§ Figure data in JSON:
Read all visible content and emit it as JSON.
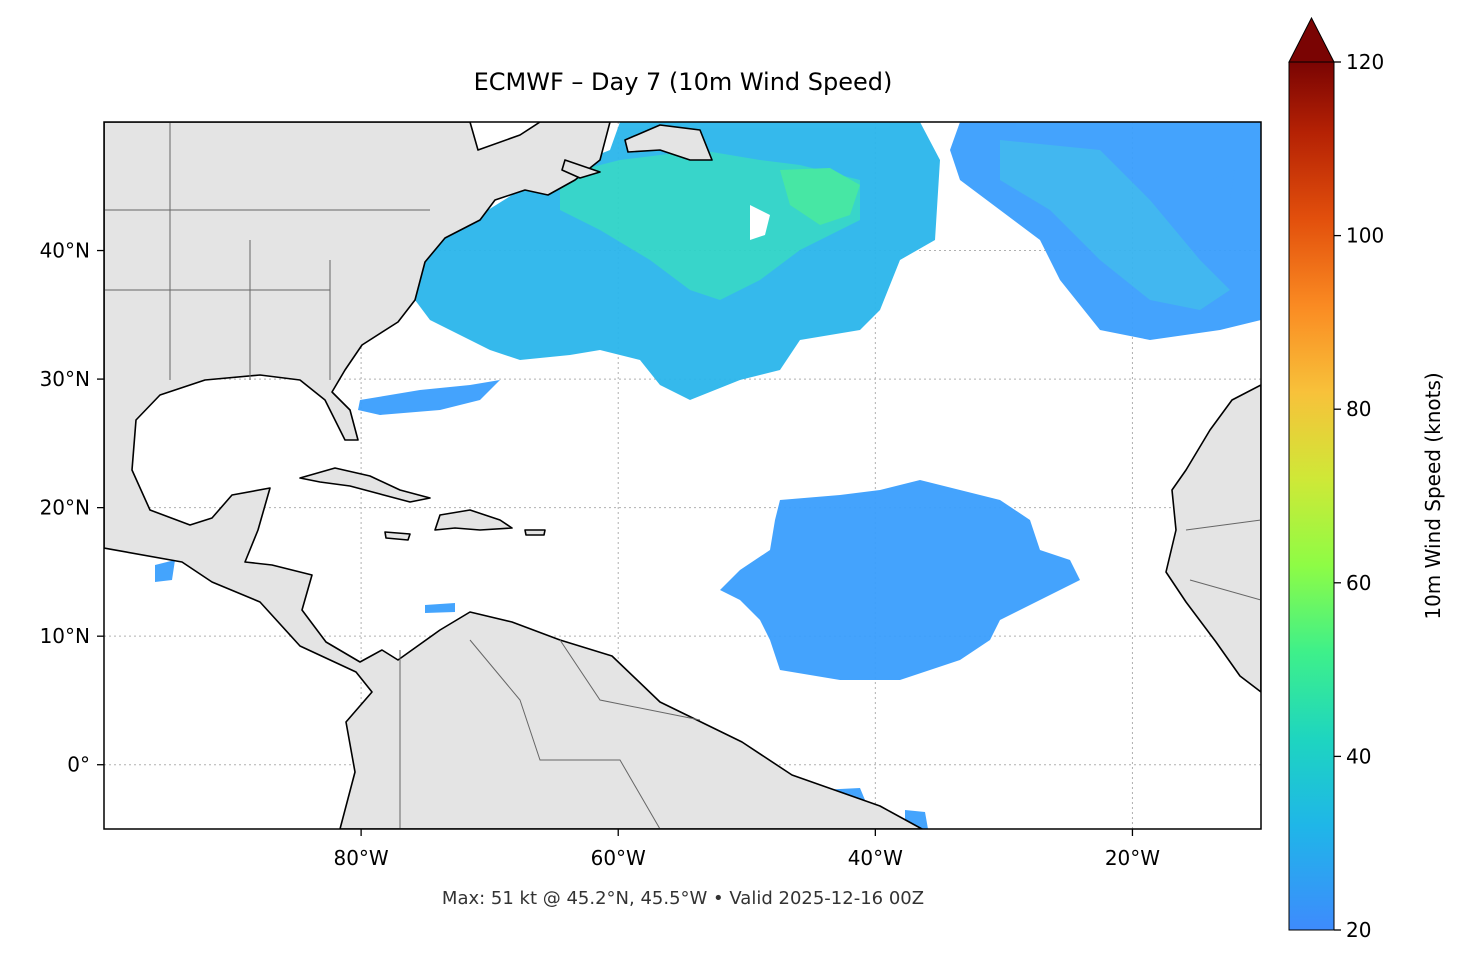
{
  "map": {
    "title": "ECMWF – Day 7 (10m Wind Speed)",
    "footer": "Max: 51 kt @ 45.2°N, 45.5°W • Valid 2025-12-16 00Z",
    "xlim": [
      -100,
      -10
    ],
    "ylim": [
      -5,
      50
    ],
    "xticks": [
      {
        "value": -80,
        "label": "80°W"
      },
      {
        "value": -60,
        "label": "60°W"
      },
      {
        "value": -40,
        "label": "40°W"
      },
      {
        "value": -20,
        "label": "20°W"
      }
    ],
    "yticks": [
      {
        "value": 0,
        "label": "0°"
      },
      {
        "value": 10,
        "label": "10°N"
      },
      {
        "value": 20,
        "label": "20°N"
      },
      {
        "value": 30,
        "label": "30°N"
      },
      {
        "value": 40,
        "label": "40°N"
      }
    ],
    "colorbar": {
      "label": "10m Wind Speed (knots)",
      "lim": [
        20,
        120
      ],
      "ticks": [
        20,
        40,
        60,
        80,
        100,
        120
      ]
    }
  }
}
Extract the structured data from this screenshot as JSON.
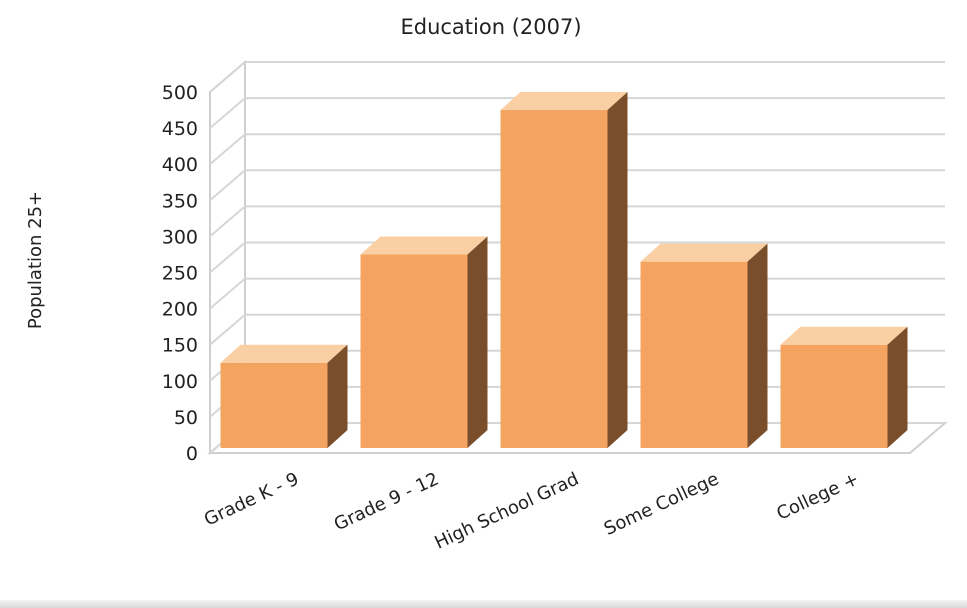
{
  "chart_data": {
    "type": "bar",
    "title": "Education (2007)",
    "ylabel": "Population 25+",
    "xlabel": "",
    "categories": [
      "Grade K - 9",
      "Grade 9 - 12",
      "High School Grad",
      "Some College",
      "College +"
    ],
    "values": [
      125,
      275,
      475,
      265,
      150
    ],
    "ylim": [
      0,
      500
    ],
    "yticks": [
      0,
      50,
      100,
      150,
      200,
      250,
      300,
      350,
      400,
      450,
      500
    ],
    "grid": true,
    "three_d": true,
    "legend": "none"
  },
  "colors": {
    "bar_front": "#f4a460",
    "bar_top": "#f9cfa3",
    "bar_side": "#7a4e2a",
    "grid": "#d6d6d6",
    "frame": "#cfcfcf"
  }
}
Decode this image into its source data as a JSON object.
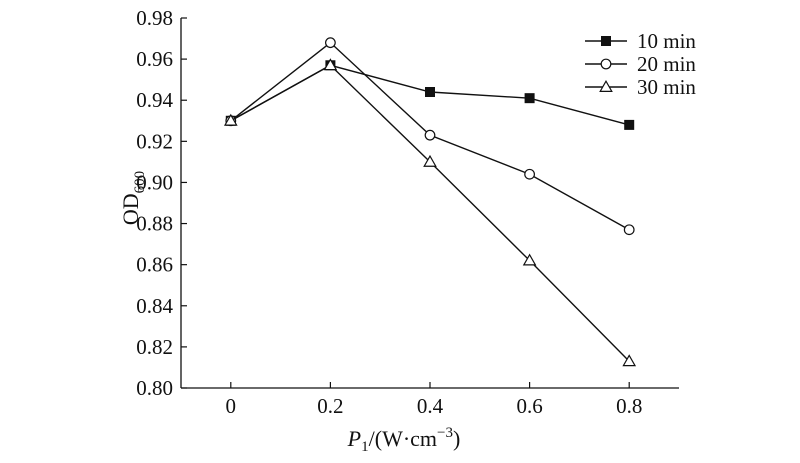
{
  "chart_data": {
    "type": "line",
    "x": [
      0,
      0.2,
      0.4,
      0.6,
      0.8
    ],
    "x_ticks": [
      "0",
      "0.2",
      "0.4",
      "0.6",
      "0.8"
    ],
    "y_ticks": [
      "0.80",
      "0.82",
      "0.84",
      "0.86",
      "0.88",
      "0.90",
      "0.92",
      "0.94",
      "0.96",
      "0.98"
    ],
    "ylim": [
      0.8,
      0.98
    ],
    "xlim": [
      -0.1,
      0.9
    ],
    "ylabel": {
      "main": "OD",
      "sub": "600"
    },
    "xlabel": {
      "var": "P",
      "sub": "1",
      "unit_open": "/(W·cm",
      "unit_sup": "−3",
      "unit_close": ")"
    },
    "grid": false,
    "legend_position": "top-right",
    "series": [
      {
        "name": "10 min",
        "marker": "filled-square",
        "values": [
          0.93,
          0.957,
          0.944,
          0.941,
          0.928
        ]
      },
      {
        "name": "20 min",
        "marker": "open-circle",
        "values": [
          0.93,
          0.968,
          0.923,
          0.904,
          0.877
        ]
      },
      {
        "name": "30 min",
        "marker": "open-triangle",
        "values": [
          0.93,
          0.957,
          0.91,
          0.862,
          0.813
        ]
      }
    ]
  }
}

§ Aim: Output only the lines running from the line with "Decode this image" through the last line of the entries above, inclusive, with pictures excluded.

§ Exercise result:
Decode this image into its source data as a JSON object.
{
  "chart_data": {
    "type": "line",
    "x": [
      0,
      0.2,
      0.4,
      0.6,
      0.8
    ],
    "x_ticks": [
      "0",
      "0.2",
      "0.4",
      "0.6",
      "0.8"
    ],
    "y_ticks": [
      "0.80",
      "0.82",
      "0.84",
      "0.86",
      "0.88",
      "0.90",
      "0.92",
      "0.94",
      "0.96",
      "0.98"
    ],
    "ylim": [
      0.8,
      0.98
    ],
    "xlim": [
      -0.1,
      0.9
    ],
    "ylabel": {
      "main": "OD",
      "sub": "600"
    },
    "xlabel": {
      "var": "P",
      "sub": "1",
      "unit_open": "/(W·cm",
      "unit_sup": "−3",
      "unit_close": ")"
    },
    "grid": false,
    "legend_position": "top-right",
    "series": [
      {
        "name": "10 min",
        "marker": "filled-square",
        "values": [
          0.93,
          0.957,
          0.944,
          0.941,
          0.928
        ]
      },
      {
        "name": "20 min",
        "marker": "open-circle",
        "values": [
          0.93,
          0.968,
          0.923,
          0.904,
          0.877
        ]
      },
      {
        "name": "30 min",
        "marker": "open-triangle",
        "values": [
          0.93,
          0.957,
          0.91,
          0.862,
          0.813
        ]
      }
    ]
  }
}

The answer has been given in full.